◆ What is being asked: Go through the listing below and gather every line with the word "lognormal".

◆ Records for processing:
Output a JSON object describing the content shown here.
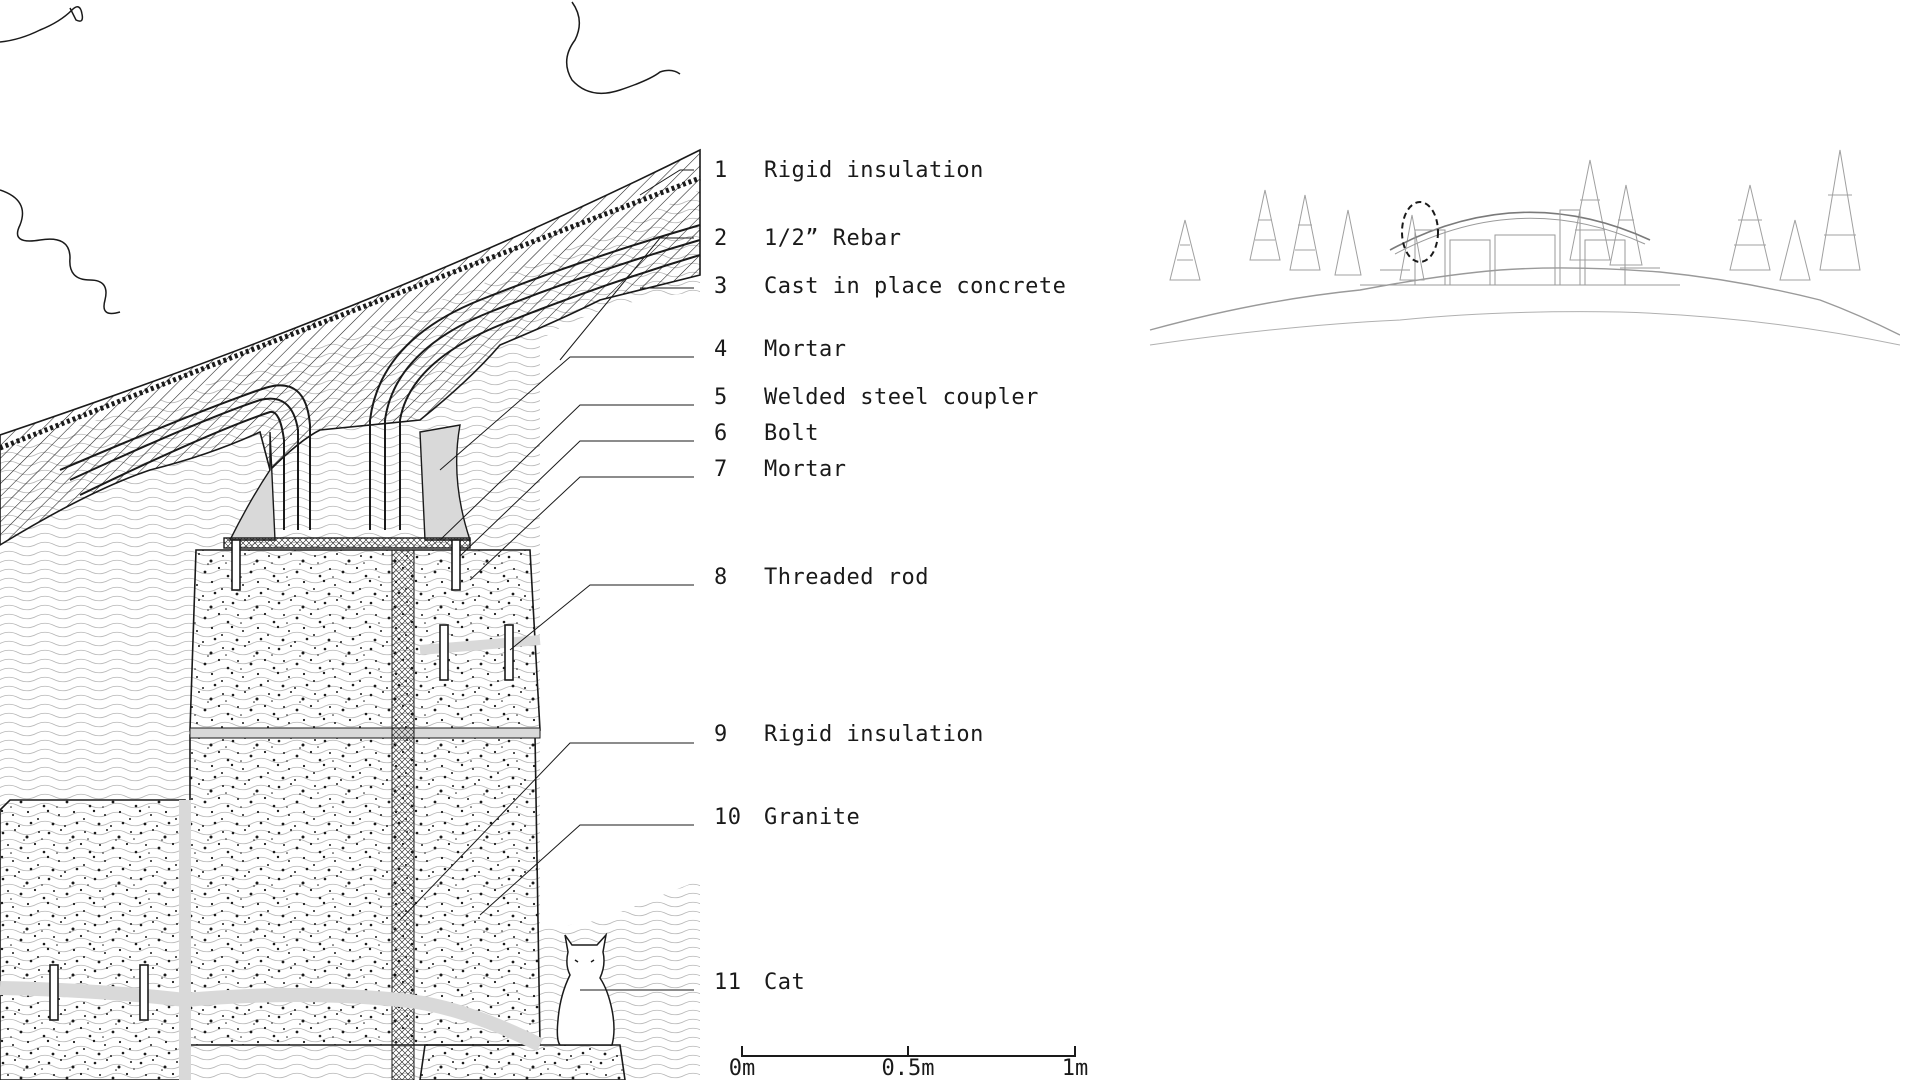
{
  "legend": [
    {
      "num": "1",
      "label": "Rigid insulation"
    },
    {
      "num": "2",
      "label": "1/2” Rebar"
    },
    {
      "num": "3",
      "label": "Cast in place concrete"
    },
    {
      "num": "4",
      "label": "Mortar"
    },
    {
      "num": "5",
      "label": "Welded steel coupler"
    },
    {
      "num": "6",
      "label": "Bolt"
    },
    {
      "num": "7",
      "label": "Mortar"
    },
    {
      "num": "8",
      "label": "Threaded rod"
    },
    {
      "num": "9",
      "label": "Rigid insulation"
    },
    {
      "num": "10",
      "label": "Granite"
    },
    {
      "num": "11",
      "label": "Cat"
    }
  ],
  "scale_bar": {
    "labels": [
      "0m",
      "0.5m",
      "1m"
    ]
  },
  "colors": {
    "line": "#1a1a1a",
    "mortar": "#d9d9d9",
    "context_line": "#9a9a9a",
    "background": "#ffffff"
  }
}
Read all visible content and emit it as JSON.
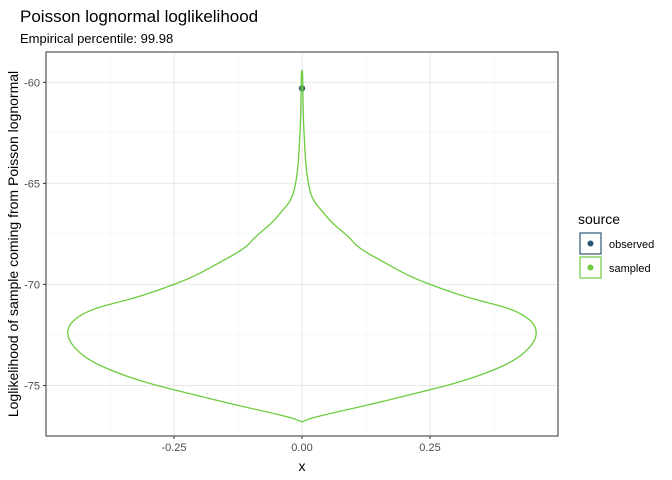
{
  "chart_data": {
    "type": "violin",
    "title": "Poisson lognormal loglikelihood",
    "subtitle": "Empirical percentile: 99.98",
    "xlabel": "x",
    "ylabel": "Loglikelihood of sample coming from Poisson lognormal",
    "xlim": [
      -0.5,
      0.5
    ],
    "ylim": [
      -77.5,
      -58.5
    ],
    "x_ticks": [
      -0.25,
      0.0,
      0.25
    ],
    "x_tick_labels": [
      "-0.25",
      "0.00",
      "0.25"
    ],
    "y_ticks": [
      -60,
      -65,
      -70,
      -75
    ],
    "y_tick_labels": [
      "-60",
      "-65",
      "-70",
      "-75"
    ],
    "grid": true,
    "legend": {
      "title": "source",
      "position": "right",
      "entries": [
        {
          "label": "observed",
          "color": "#2b5775"
        },
        {
          "label": "sampled",
          "color": "#6dcc3f"
        }
      ]
    },
    "series": [
      {
        "name": "observed",
        "geom": "point",
        "color": "#2b5775",
        "points": [
          {
            "x": 0.0,
            "y": -60.3
          }
        ]
      },
      {
        "name": "sampled",
        "geom": "violin",
        "color": "#6dcc3f",
        "center_x": 0.0,
        "y_range": [
          -76.8,
          -59.4
        ],
        "half_width_profile": [
          {
            "y": -76.8,
            "w": 0.0
          },
          {
            "y": -76.6,
            "w": 0.02
          },
          {
            "y": -76.3,
            "w": 0.07
          },
          {
            "y": -75.9,
            "w": 0.14
          },
          {
            "y": -75.4,
            "w": 0.22
          },
          {
            "y": -74.9,
            "w": 0.3
          },
          {
            "y": -74.3,
            "w": 0.37
          },
          {
            "y": -73.7,
            "w": 0.42
          },
          {
            "y": -73.0,
            "w": 0.45
          },
          {
            "y": -72.4,
            "w": 0.46
          },
          {
            "y": -71.8,
            "w": 0.45
          },
          {
            "y": -71.2,
            "w": 0.41
          },
          {
            "y": -70.7,
            "w": 0.33
          },
          {
            "y": -70.2,
            "w": 0.27
          },
          {
            "y": -69.6,
            "w": 0.21
          },
          {
            "y": -68.9,
            "w": 0.16
          },
          {
            "y": -68.2,
            "w": 0.11
          },
          {
            "y": -67.6,
            "w": 0.09
          },
          {
            "y": -67.0,
            "w": 0.06
          },
          {
            "y": -66.4,
            "w": 0.04
          },
          {
            "y": -65.8,
            "w": 0.02
          },
          {
            "y": -65.0,
            "w": 0.012
          },
          {
            "y": -64.0,
            "w": 0.007
          },
          {
            "y": -63.0,
            "w": 0.005
          },
          {
            "y": -62.0,
            "w": 0.003
          },
          {
            "y": -61.0,
            "w": 0.002
          },
          {
            "y": -60.0,
            "w": 0.0015
          },
          {
            "y": -59.4,
            "w": 0.001
          }
        ]
      }
    ]
  }
}
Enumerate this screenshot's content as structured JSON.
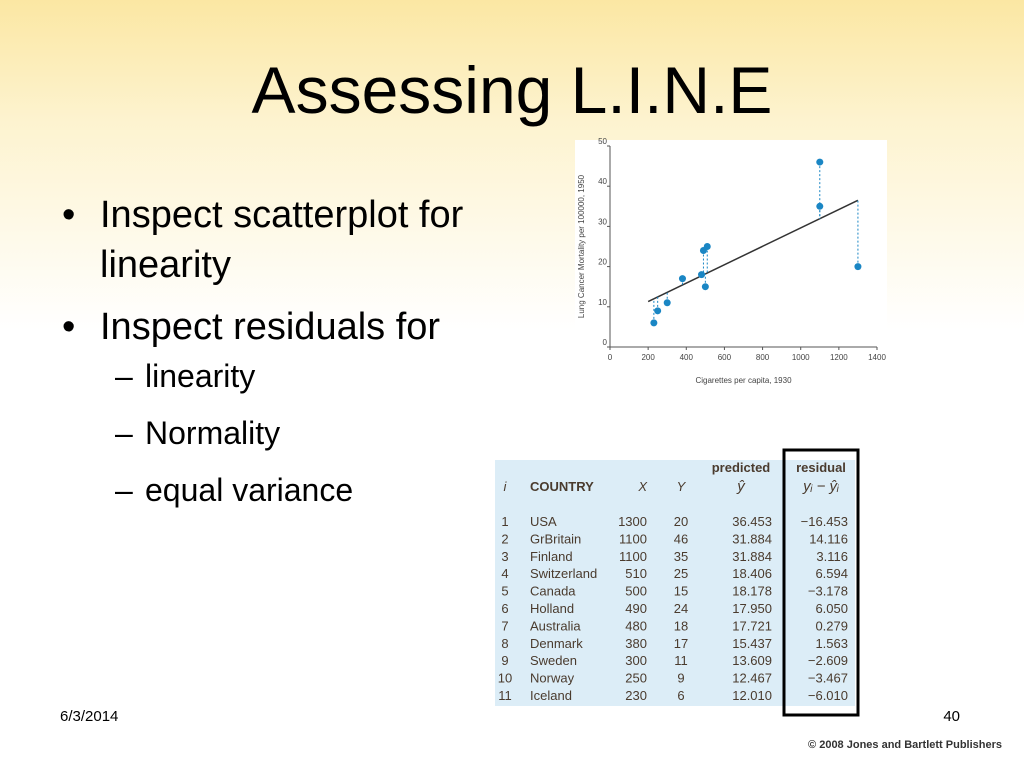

◆ Answer in full:
    "title": "Poisson lognormal loglikelihood",
    "ylabel": "Loglikelihood of sample coming from Poisson lognormal",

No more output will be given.